Short problem
Quote all entries exactly, leaving pictures aside.

Available records
========

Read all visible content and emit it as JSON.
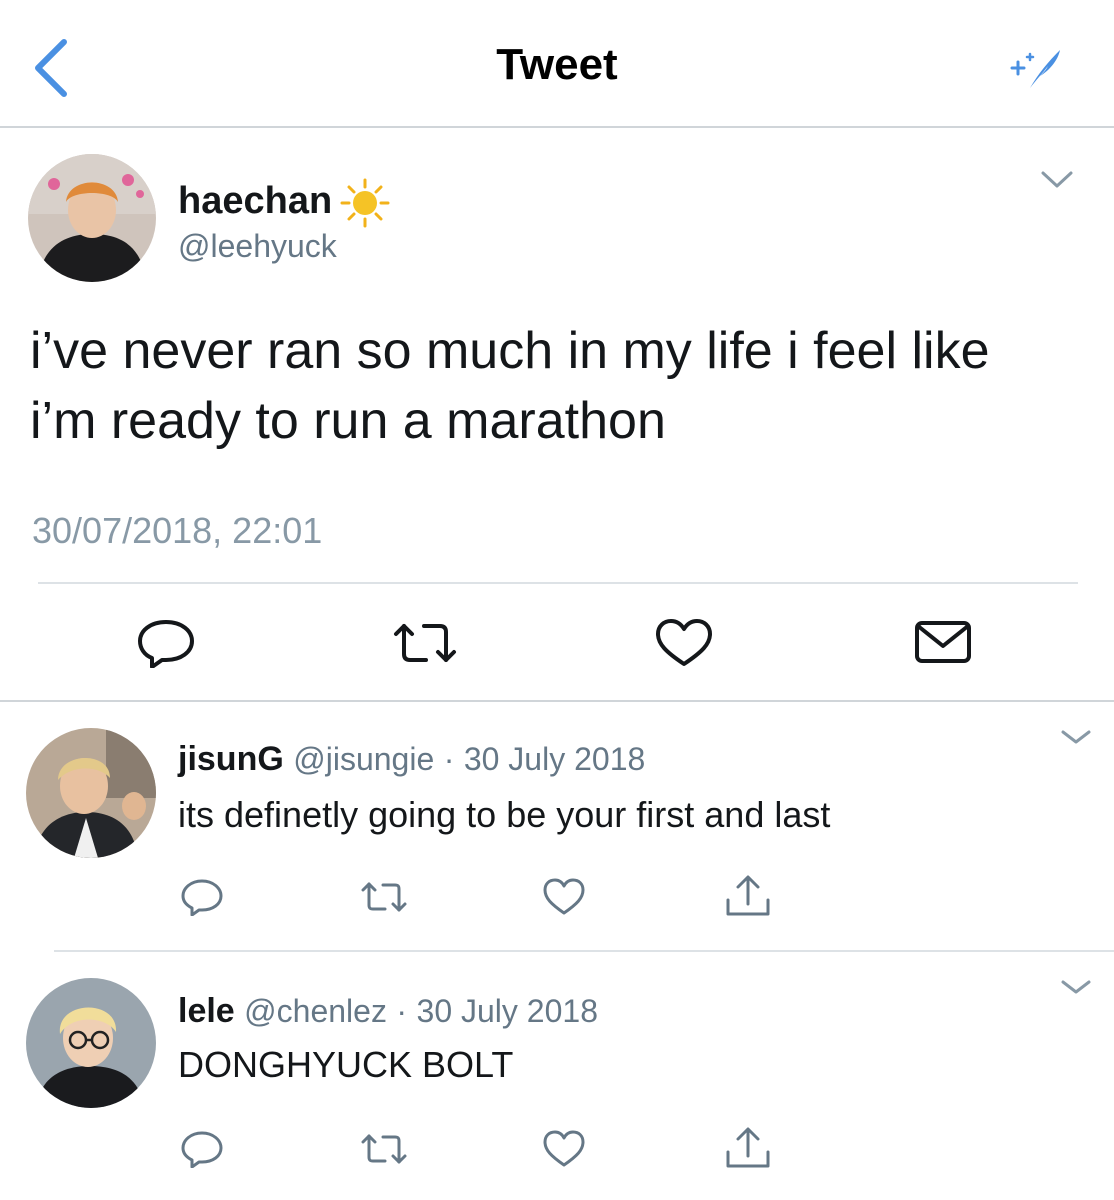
{
  "header": {
    "title": "Tweet"
  },
  "tweet": {
    "name": "haechan",
    "handle": "@leehyuck",
    "text_line1": "i’ve never ran so much in my life i feel like",
    "text_line2": "i’m ready to run a marathon",
    "timestamp": "30/07/2018, 22:01"
  },
  "replies": [
    {
      "name": "jisunG",
      "handle": "@jisungie",
      "separator": "·",
      "date": "30 July 2018",
      "text": "its definetly going to be your first and last"
    },
    {
      "name": "lele",
      "handle": "@chenlez",
      "separator": "·",
      "date": "30 July 2018",
      "text": "DONGHYUCK BOLT"
    }
  ],
  "colors": {
    "accent": "#1da1f2",
    "text": "#14171a",
    "secondary": "#657786",
    "icon": "#657786",
    "main_icon": "#14171a"
  }
}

========

Correct result
Read all visible content and emit it as JSON.
{
  "header": {
    "title": "Tweet"
  },
  "tweet": {
    "name": "haechan",
    "handle": "@leehyuck",
    "text_line1": "i’ve never ran so much in my life i feel like",
    "text_line2": "i’m ready to run a marathon",
    "timestamp": "30/07/2018, 22:01"
  },
  "replies": [
    {
      "name": "jisunG",
      "handle": "@jisungie",
      "separator": "·",
      "date": "30 July 2018",
      "text": "its definetly going to be your first and last"
    },
    {
      "name": "lele",
      "handle": "@chenlez",
      "separator": "·",
      "date": "30 July 2018",
      "text": "DONGHYUCK BOLT"
    }
  ],
  "colors": {
    "accent": "#1da1f2",
    "text": "#14171a",
    "secondary": "#657786",
    "icon": "#657786",
    "main_icon": "#14171a"
  }
}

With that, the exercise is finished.